[Extracted records]

■ ■ ■

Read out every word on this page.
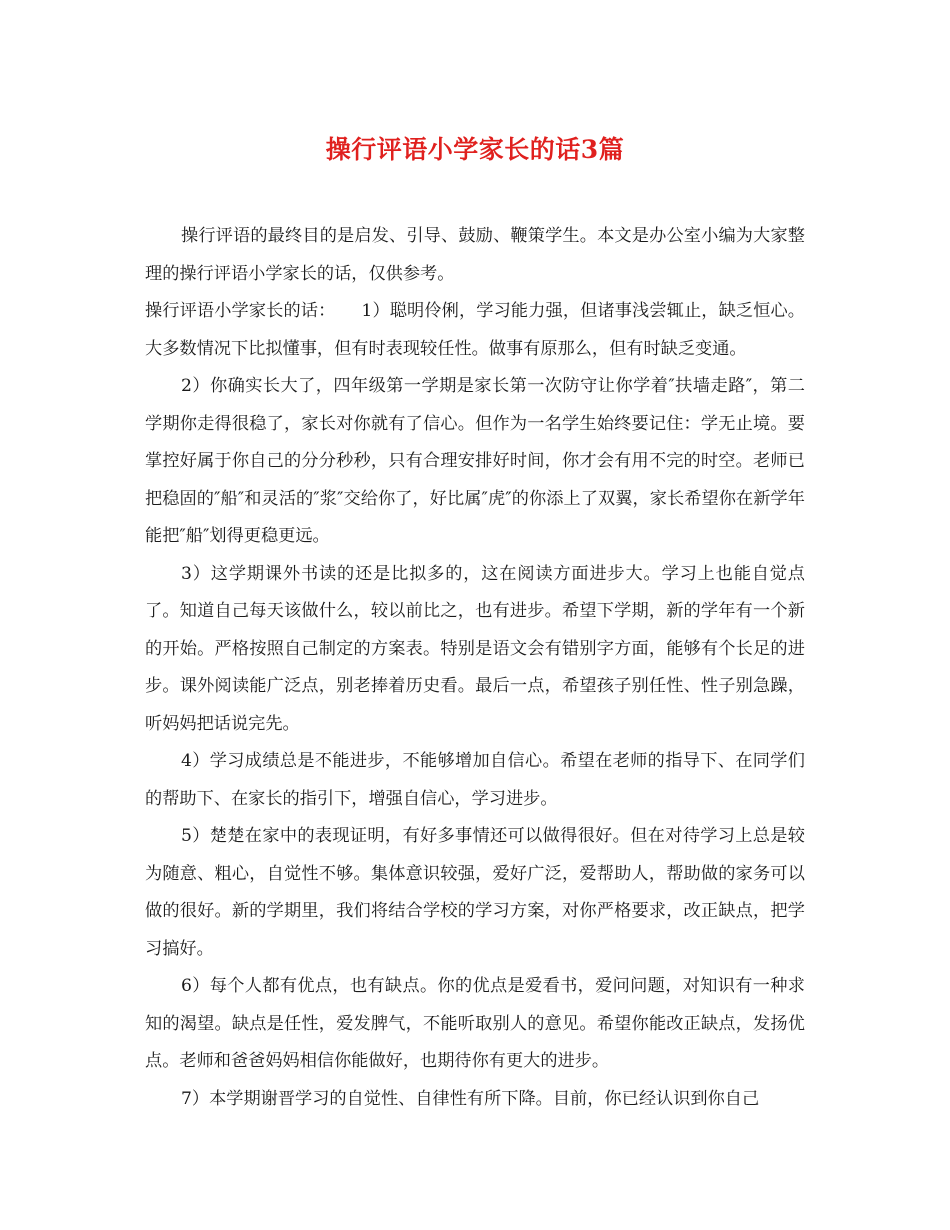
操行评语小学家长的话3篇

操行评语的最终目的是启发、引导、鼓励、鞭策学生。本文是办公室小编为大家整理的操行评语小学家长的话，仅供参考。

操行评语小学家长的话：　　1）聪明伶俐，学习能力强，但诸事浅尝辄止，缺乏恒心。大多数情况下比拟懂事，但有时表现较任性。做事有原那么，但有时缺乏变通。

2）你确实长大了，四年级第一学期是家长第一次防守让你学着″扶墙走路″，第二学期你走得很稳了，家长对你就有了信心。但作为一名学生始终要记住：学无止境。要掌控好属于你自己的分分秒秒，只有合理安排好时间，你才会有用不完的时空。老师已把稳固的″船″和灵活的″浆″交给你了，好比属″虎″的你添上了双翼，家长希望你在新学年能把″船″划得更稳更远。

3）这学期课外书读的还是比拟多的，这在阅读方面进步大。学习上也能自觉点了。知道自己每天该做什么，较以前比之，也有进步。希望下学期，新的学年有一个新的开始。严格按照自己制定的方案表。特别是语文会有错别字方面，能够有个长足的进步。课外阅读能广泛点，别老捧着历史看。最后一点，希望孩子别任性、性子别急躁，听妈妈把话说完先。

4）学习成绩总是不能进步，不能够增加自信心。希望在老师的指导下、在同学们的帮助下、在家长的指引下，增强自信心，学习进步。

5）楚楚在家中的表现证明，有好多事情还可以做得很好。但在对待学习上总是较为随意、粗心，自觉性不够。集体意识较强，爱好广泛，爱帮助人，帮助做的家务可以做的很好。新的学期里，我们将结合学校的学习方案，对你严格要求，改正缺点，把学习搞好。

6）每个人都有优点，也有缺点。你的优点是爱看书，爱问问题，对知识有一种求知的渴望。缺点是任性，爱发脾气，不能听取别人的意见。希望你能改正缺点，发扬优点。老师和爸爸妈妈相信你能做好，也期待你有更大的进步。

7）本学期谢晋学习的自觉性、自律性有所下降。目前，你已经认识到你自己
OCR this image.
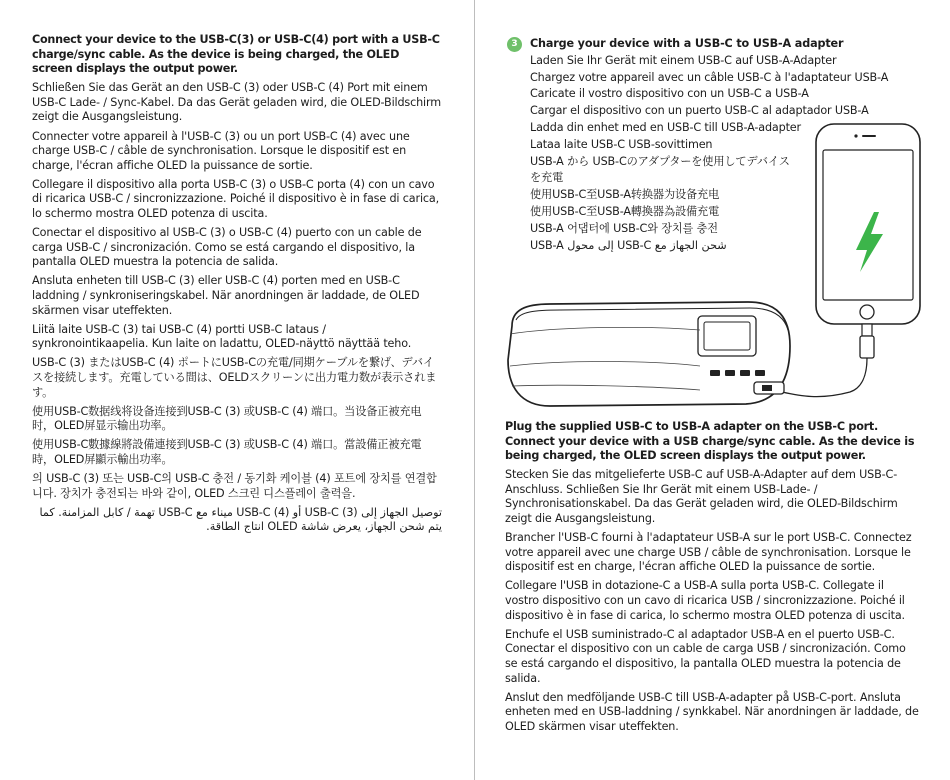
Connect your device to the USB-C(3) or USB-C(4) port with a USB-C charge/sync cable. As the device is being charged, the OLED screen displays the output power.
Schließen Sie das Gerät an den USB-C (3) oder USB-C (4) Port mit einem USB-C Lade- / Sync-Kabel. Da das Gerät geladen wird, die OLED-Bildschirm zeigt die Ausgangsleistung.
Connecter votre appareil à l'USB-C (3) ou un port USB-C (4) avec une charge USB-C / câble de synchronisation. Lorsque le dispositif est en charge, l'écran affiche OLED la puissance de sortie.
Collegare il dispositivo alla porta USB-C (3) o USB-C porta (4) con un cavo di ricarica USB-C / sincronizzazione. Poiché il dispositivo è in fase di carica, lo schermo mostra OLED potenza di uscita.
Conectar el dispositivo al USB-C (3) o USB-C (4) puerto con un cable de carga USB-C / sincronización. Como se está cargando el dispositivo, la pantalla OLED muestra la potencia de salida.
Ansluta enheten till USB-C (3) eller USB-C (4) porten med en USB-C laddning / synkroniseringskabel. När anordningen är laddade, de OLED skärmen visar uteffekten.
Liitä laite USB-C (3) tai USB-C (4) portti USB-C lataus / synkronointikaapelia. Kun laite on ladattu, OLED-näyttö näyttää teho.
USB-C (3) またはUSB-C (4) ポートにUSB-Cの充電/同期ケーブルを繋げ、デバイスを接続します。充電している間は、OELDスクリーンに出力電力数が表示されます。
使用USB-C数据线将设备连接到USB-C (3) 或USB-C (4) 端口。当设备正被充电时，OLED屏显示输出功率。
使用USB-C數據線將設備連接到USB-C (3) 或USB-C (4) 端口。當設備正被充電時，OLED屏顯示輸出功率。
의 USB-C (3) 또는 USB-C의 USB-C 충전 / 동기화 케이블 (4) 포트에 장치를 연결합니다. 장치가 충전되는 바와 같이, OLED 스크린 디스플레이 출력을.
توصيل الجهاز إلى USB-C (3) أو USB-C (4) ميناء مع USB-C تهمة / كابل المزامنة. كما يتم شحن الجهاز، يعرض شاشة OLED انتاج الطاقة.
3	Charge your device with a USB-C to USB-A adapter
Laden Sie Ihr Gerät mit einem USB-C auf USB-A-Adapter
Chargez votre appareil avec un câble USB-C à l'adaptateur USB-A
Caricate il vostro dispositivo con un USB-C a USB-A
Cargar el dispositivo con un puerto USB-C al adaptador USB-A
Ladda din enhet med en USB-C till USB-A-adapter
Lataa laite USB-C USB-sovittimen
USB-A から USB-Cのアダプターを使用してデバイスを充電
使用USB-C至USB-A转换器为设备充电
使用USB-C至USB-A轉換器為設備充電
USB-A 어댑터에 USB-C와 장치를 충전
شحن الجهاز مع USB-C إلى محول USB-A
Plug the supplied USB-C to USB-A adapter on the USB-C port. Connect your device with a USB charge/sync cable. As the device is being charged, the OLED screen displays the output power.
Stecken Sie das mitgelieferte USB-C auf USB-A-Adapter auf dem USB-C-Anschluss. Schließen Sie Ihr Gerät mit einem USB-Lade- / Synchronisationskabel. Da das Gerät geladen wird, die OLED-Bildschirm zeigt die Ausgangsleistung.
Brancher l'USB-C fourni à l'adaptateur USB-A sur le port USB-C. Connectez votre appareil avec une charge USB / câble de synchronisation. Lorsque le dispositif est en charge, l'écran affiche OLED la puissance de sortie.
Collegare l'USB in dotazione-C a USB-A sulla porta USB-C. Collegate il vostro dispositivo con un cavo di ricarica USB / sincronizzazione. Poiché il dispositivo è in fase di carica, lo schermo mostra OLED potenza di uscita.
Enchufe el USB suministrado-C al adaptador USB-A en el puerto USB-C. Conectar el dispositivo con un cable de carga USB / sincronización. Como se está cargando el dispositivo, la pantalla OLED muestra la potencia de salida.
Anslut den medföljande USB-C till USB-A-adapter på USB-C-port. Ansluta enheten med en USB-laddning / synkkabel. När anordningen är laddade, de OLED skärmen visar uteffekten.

■ ■ ■

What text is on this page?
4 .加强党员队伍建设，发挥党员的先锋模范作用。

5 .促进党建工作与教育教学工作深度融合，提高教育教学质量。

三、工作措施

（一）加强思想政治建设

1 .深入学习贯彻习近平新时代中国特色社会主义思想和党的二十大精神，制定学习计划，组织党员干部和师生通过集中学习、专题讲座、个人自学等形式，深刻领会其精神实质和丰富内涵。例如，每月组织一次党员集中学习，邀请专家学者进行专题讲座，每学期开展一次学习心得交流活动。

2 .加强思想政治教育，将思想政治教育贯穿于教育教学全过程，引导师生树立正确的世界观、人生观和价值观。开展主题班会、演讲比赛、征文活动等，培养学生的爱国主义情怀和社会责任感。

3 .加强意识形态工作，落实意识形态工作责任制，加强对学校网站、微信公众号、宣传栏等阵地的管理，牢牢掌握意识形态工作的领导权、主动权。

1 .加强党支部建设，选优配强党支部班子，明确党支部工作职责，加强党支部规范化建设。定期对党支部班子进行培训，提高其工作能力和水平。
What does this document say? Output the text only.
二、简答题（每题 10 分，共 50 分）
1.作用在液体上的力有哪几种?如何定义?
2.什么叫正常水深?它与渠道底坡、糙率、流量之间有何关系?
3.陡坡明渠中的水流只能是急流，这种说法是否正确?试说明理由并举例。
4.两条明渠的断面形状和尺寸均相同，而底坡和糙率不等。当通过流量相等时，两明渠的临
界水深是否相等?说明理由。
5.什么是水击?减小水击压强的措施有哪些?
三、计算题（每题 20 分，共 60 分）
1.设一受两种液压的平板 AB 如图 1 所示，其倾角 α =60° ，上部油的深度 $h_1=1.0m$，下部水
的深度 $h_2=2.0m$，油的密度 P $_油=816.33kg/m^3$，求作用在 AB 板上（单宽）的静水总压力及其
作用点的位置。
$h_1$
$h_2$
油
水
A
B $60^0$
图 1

■ ■ ■

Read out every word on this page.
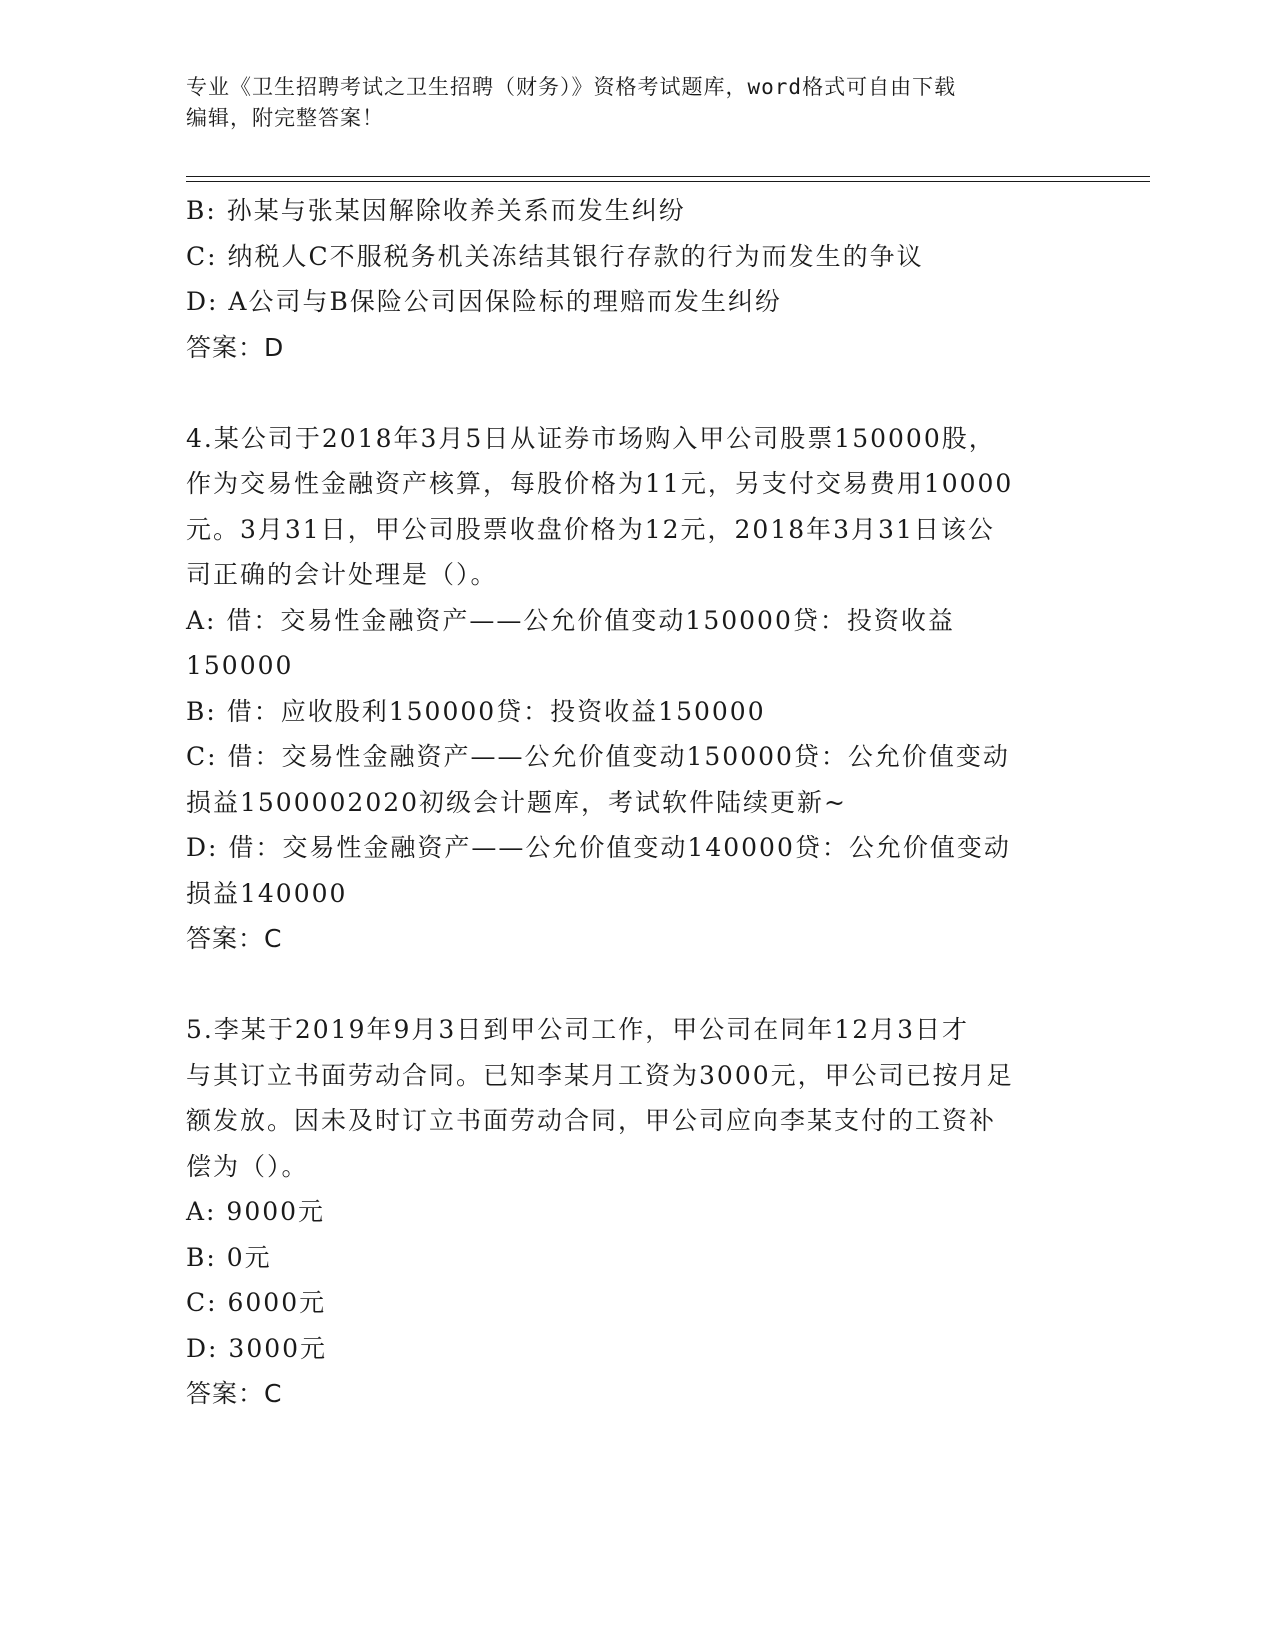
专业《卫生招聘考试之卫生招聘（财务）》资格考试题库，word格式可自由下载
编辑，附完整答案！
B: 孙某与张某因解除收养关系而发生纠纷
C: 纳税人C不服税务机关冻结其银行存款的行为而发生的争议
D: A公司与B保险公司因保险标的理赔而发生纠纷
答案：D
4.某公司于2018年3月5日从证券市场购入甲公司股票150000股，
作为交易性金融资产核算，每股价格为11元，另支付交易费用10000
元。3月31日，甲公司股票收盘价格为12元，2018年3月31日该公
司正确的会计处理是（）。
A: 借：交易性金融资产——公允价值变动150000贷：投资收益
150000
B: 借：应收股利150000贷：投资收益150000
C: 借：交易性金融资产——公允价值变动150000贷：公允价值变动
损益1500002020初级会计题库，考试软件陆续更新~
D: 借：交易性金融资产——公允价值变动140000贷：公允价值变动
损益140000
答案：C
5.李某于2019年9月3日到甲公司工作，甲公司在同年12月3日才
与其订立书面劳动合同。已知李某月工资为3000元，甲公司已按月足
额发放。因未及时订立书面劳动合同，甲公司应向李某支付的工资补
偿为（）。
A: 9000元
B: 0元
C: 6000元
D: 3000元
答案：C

■ ■ ■

__Exercise description__
From the entries above, copy every line where the word "Bildschirm" shows up.

__Output__
Schließen Sie das Gerät an den USB-C (3) oder USB-C (4) Port mit einem USB-C Lade- / Sync-Kabel. Da das Gerät geladen wird, die OLED-Bildschirm zeigt die Ausgangsleistung.
Stecken Sie das mitgelieferte USB-C auf USB-A-Adapter auf dem USB-C-Anschluss. Schließen Sie Ihr Gerät mit einem USB-Lade- / Synchronisationskabel. Da das Gerät geladen wird, die OLED-Bildschirm zeigt die Ausgangsleistung.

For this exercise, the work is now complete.